# START OF RECORDS FOR THE TASK

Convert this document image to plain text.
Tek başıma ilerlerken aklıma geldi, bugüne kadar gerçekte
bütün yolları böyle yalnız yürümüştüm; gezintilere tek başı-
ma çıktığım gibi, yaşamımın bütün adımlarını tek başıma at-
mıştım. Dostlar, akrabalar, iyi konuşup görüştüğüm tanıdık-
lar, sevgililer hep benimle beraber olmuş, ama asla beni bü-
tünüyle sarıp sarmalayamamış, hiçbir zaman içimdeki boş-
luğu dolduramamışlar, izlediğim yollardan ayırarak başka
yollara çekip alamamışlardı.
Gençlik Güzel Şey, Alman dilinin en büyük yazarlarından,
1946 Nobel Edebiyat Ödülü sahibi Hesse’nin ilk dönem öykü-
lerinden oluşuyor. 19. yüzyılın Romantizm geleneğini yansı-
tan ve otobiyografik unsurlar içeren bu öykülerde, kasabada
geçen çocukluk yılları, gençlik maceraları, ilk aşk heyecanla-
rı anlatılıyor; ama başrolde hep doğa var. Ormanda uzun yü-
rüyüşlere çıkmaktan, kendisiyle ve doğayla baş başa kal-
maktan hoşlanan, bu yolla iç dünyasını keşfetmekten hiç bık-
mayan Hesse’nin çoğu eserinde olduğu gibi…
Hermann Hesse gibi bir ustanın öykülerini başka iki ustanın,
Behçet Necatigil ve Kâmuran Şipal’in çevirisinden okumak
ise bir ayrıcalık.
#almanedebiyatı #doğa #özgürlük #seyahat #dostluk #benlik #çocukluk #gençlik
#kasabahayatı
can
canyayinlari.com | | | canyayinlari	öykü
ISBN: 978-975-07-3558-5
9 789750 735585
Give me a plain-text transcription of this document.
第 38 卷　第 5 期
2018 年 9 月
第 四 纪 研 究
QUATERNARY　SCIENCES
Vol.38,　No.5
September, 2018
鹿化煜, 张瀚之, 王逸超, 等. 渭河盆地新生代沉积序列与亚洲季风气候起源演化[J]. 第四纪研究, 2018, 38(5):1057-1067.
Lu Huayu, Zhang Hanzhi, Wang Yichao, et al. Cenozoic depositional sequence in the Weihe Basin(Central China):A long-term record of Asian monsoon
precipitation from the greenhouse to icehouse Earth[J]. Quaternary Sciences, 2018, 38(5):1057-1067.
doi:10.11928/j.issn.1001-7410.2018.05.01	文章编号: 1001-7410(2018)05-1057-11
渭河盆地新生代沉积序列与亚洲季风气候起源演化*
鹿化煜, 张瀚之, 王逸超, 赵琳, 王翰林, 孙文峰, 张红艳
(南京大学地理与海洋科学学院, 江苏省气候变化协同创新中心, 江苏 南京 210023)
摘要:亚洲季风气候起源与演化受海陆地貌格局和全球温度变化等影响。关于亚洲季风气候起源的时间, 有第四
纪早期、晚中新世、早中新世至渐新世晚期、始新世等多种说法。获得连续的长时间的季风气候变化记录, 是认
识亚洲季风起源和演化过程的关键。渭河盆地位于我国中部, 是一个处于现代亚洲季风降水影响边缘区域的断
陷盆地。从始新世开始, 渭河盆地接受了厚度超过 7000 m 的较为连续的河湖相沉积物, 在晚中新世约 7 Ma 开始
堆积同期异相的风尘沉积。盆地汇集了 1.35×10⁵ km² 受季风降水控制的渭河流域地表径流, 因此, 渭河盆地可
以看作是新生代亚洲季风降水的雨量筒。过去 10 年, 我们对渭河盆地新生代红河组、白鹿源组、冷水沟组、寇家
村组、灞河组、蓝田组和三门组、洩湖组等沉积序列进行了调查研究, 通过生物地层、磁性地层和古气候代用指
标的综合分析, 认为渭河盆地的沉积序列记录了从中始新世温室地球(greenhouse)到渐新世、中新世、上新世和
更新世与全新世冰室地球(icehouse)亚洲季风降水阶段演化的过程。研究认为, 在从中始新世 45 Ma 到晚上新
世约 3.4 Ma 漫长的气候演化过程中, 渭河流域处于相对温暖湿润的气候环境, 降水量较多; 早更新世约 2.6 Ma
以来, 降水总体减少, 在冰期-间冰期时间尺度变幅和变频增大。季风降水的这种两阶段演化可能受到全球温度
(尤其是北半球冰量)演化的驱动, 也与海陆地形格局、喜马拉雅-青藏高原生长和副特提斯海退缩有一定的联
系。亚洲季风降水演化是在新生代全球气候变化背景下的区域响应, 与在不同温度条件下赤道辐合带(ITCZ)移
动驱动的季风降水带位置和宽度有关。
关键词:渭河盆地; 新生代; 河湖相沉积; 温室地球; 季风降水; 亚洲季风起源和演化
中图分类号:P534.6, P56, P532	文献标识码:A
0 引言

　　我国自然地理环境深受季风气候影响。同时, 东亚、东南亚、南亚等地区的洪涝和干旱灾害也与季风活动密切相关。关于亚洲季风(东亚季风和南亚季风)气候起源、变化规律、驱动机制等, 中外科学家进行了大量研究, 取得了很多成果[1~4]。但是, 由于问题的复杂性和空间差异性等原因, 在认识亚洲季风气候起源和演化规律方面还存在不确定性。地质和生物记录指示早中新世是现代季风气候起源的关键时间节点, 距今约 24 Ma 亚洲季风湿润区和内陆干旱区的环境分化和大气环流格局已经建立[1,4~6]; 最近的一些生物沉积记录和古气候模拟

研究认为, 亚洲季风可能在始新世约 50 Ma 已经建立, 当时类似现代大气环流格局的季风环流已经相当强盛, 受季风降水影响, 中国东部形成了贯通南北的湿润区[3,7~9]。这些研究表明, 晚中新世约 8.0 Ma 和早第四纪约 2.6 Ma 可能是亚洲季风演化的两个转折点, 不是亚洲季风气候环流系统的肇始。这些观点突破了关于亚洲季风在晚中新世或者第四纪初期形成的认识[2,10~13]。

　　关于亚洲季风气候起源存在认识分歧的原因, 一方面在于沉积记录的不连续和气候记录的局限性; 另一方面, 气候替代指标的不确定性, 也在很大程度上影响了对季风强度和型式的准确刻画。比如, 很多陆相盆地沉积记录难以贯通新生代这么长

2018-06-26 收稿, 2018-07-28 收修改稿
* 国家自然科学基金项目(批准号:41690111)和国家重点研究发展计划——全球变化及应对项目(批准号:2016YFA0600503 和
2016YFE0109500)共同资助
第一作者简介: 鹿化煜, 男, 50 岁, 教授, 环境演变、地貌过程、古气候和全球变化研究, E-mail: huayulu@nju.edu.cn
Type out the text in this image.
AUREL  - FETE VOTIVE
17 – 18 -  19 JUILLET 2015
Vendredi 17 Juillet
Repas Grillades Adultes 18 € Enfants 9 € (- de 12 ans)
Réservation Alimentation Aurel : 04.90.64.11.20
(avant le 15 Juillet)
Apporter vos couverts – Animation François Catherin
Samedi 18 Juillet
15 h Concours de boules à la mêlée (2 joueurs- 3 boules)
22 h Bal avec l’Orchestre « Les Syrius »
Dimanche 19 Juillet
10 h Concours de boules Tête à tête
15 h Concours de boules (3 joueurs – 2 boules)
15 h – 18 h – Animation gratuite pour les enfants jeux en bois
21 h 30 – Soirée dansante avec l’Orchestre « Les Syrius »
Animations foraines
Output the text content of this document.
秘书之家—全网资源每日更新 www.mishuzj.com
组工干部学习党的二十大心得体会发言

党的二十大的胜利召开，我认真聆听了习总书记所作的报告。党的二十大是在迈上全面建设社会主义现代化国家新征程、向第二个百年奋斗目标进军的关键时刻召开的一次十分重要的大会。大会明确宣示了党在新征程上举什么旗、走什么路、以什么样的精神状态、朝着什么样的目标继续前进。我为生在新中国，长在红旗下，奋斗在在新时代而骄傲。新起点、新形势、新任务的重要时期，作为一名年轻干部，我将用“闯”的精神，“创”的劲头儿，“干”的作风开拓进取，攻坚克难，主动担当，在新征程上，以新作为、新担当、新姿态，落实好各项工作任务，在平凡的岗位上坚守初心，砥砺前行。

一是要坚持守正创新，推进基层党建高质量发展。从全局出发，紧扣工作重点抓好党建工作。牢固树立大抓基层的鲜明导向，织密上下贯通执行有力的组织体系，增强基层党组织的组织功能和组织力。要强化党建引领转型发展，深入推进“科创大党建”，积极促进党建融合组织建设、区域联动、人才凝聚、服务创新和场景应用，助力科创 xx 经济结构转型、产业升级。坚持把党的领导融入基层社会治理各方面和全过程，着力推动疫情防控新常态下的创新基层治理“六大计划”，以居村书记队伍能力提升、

# END OF RECORDS FOR THE TASK

● **EXERCISE OBJECTIVE**
Copy all lines from the data that hold the word "text".

● **WRITTEN RESPONSE**
Convert this document image to plain text.
Give me a plain-text transcription of this document.
Type out the text in this image.
Output the text content of this document.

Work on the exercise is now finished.